'''
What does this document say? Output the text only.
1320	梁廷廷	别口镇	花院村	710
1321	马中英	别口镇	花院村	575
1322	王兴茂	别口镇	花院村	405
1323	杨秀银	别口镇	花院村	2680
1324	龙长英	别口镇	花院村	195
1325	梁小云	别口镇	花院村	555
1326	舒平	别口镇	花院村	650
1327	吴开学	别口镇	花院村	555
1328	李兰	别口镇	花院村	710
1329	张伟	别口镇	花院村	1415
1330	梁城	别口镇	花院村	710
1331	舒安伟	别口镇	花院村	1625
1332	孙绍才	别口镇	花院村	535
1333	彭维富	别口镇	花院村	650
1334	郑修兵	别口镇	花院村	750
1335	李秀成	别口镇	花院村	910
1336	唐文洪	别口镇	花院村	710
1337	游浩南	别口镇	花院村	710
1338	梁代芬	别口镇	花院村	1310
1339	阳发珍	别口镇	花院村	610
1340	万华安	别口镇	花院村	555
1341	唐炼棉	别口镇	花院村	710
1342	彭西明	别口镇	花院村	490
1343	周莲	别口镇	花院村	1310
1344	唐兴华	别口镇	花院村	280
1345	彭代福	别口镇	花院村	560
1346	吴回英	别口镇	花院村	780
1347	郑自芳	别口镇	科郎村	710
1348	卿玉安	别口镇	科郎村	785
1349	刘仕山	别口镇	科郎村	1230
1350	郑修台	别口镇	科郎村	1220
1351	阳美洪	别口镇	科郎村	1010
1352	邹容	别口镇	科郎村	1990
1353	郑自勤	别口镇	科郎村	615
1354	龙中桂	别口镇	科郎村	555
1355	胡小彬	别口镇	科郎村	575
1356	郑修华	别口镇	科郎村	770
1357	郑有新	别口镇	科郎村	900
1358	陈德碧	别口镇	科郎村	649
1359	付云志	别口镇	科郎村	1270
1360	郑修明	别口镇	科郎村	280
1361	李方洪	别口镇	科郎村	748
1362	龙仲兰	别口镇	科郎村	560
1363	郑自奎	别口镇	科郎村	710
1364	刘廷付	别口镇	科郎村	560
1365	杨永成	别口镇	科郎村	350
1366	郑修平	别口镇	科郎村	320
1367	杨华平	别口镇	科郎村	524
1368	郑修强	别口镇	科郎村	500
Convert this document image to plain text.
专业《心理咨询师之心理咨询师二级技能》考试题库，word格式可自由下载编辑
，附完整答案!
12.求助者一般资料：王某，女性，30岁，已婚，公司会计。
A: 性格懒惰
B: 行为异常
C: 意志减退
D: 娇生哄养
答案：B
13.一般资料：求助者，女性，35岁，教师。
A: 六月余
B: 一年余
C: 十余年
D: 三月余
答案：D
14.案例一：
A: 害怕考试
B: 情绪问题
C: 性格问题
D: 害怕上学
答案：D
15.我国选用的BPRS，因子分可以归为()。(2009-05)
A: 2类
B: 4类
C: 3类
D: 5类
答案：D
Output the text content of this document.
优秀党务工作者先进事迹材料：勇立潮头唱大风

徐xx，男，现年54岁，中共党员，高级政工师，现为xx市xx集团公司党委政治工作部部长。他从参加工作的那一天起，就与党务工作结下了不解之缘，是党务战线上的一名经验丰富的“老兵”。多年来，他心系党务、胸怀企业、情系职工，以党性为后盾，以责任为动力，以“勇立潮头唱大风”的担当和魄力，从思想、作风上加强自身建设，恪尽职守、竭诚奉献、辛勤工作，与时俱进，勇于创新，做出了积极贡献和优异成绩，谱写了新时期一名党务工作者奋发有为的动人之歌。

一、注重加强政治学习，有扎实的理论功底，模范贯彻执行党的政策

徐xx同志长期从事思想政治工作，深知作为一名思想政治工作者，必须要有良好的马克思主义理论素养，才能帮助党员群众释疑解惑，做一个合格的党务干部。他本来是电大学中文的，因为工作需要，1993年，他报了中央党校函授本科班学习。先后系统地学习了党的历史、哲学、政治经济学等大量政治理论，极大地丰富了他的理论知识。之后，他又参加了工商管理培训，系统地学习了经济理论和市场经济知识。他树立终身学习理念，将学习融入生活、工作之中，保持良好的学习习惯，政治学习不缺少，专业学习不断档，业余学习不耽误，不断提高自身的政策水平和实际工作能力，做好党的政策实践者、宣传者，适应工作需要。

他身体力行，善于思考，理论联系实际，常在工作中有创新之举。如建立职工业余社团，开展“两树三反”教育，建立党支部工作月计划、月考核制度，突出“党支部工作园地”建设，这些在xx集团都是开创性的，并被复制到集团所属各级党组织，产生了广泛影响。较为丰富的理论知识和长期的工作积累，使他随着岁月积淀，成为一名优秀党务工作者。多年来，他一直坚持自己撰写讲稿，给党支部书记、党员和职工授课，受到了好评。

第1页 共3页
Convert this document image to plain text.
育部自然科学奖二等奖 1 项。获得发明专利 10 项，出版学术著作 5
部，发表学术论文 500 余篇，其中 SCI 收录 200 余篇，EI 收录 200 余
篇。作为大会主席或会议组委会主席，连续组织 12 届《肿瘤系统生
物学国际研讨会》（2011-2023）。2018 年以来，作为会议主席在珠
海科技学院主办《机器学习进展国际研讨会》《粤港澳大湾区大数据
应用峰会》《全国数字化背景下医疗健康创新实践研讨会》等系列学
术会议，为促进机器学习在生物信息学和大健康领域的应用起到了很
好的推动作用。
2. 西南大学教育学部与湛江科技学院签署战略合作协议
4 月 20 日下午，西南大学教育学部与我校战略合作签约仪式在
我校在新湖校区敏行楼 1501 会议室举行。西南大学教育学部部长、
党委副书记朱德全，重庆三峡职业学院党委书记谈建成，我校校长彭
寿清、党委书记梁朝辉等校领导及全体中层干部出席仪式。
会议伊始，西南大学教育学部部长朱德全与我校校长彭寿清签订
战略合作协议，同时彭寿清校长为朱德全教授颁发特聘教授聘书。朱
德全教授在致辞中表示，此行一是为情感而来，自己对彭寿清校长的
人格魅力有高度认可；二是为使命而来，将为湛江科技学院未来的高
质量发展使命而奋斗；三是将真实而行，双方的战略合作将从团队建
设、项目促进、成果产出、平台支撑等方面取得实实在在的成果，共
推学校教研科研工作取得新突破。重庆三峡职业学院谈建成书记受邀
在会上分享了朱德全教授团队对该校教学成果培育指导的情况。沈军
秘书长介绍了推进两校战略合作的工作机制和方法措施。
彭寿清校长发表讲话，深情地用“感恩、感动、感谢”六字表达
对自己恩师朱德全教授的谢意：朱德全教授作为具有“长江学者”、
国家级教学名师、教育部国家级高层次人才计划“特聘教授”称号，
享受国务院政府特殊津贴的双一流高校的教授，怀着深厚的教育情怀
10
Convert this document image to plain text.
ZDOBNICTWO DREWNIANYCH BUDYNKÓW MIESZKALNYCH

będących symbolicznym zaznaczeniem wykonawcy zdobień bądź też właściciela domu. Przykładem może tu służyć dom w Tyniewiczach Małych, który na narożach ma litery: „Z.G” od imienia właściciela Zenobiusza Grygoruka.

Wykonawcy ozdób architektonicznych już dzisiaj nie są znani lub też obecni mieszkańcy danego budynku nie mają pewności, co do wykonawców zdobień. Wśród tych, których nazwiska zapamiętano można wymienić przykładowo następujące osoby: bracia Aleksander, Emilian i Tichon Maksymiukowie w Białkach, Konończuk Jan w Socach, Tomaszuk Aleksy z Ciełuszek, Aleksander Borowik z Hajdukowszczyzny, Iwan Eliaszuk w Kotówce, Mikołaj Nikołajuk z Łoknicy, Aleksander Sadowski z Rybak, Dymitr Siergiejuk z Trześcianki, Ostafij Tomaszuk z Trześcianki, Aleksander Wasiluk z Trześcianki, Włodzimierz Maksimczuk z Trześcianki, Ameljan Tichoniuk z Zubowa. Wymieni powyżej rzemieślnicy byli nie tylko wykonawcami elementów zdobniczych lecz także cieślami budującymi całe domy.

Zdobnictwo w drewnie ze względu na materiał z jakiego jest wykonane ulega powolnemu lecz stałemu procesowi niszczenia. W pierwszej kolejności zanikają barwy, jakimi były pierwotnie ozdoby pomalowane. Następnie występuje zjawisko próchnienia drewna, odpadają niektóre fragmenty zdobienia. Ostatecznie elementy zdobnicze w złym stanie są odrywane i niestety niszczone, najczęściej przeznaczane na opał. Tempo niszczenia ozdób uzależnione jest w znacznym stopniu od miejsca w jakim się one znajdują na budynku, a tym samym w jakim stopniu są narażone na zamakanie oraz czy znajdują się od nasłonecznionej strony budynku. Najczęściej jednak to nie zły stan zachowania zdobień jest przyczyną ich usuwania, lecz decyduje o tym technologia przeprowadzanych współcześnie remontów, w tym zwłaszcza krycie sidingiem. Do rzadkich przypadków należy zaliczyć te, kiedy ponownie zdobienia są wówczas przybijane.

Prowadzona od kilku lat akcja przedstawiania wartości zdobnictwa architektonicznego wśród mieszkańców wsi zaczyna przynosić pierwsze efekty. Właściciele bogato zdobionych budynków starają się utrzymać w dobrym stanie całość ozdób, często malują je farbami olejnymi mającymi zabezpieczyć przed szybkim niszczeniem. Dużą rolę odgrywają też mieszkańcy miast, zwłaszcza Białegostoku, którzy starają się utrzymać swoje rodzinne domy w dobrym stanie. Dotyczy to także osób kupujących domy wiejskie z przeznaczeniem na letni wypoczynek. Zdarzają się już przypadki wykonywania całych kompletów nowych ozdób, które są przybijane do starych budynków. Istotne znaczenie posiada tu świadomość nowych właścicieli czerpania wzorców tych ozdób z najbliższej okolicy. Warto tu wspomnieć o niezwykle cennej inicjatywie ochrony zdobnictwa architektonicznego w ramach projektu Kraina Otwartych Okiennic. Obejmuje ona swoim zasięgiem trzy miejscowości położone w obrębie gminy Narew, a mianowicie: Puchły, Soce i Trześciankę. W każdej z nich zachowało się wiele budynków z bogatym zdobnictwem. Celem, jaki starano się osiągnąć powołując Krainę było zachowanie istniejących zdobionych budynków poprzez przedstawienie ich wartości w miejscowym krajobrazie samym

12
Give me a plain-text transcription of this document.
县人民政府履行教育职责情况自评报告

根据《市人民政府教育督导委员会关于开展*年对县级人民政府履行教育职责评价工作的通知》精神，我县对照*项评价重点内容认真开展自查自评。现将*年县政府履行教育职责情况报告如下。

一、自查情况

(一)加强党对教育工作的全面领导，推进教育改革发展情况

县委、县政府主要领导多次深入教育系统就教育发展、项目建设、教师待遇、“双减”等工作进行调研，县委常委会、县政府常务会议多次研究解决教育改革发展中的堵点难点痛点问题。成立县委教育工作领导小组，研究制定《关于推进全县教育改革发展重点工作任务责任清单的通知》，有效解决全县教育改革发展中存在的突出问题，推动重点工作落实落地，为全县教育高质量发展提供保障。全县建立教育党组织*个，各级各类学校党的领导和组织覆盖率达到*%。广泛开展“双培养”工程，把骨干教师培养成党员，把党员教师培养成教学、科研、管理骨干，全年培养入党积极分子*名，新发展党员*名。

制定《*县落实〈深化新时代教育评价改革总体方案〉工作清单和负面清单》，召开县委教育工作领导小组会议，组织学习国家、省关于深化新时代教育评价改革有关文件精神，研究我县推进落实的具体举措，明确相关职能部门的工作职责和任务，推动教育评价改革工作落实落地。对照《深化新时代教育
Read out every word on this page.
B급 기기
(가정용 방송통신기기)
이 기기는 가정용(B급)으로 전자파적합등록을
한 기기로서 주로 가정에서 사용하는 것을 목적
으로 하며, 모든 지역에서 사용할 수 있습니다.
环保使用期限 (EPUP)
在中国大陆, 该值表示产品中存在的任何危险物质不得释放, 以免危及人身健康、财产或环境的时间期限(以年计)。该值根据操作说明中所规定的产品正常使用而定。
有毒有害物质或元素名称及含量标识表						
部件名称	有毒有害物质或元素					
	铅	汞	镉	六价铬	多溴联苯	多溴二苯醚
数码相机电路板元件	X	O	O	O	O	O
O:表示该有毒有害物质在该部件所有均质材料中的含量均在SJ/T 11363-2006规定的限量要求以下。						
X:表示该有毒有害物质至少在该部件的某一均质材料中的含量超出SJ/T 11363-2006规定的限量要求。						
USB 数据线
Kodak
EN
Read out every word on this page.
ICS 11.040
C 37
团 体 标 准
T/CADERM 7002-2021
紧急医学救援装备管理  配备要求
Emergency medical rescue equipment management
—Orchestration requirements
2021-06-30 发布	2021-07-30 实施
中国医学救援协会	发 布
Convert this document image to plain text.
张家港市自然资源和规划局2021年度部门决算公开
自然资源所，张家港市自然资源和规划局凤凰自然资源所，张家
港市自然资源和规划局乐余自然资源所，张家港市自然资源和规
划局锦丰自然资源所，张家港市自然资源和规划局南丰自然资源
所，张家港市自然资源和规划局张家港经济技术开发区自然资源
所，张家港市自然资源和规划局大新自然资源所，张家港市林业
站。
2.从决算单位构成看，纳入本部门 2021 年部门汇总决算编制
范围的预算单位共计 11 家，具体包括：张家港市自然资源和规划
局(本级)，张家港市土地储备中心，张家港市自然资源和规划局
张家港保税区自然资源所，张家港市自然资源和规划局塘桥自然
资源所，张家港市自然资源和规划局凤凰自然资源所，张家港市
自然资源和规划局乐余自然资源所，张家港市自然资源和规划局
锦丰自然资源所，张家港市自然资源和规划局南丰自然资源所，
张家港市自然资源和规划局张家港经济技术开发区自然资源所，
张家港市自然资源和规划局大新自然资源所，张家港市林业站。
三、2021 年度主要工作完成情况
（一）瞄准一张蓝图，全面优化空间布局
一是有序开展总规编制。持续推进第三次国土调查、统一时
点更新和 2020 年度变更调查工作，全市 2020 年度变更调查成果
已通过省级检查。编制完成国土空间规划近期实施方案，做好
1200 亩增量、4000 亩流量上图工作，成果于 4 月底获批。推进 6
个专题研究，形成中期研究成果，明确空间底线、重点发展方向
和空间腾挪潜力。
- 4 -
'''
◆ YOUR TASK
Show the lines of the material that contain the word "勇立潮头唱大风".

◆ EXPECTED ANSWER
优秀党务工作者先进事迹材料：勇立潮头唱大风
徐xx，男，现年54岁，中共党员，高级政工师，现为xx市xx集团公司党委政治工作部部长。他从参加工作的那一天起，就与党务工作结下了不解之缘，是党务战线上的一名经验丰富的“老兵”。多年来，他心系党务、胸怀企业、情系职工，以党性为后盾，以责任为动力，以“勇立潮头唱大风”的担当和魄力，从思想、作风上加强自身建设，恪尽职守、竭诚奉献、辛勤工作，与时俱进，勇于创新，做出了积极贡献和优异成绩，谱写了新时期一名党务工作者奋发有为的动人之歌。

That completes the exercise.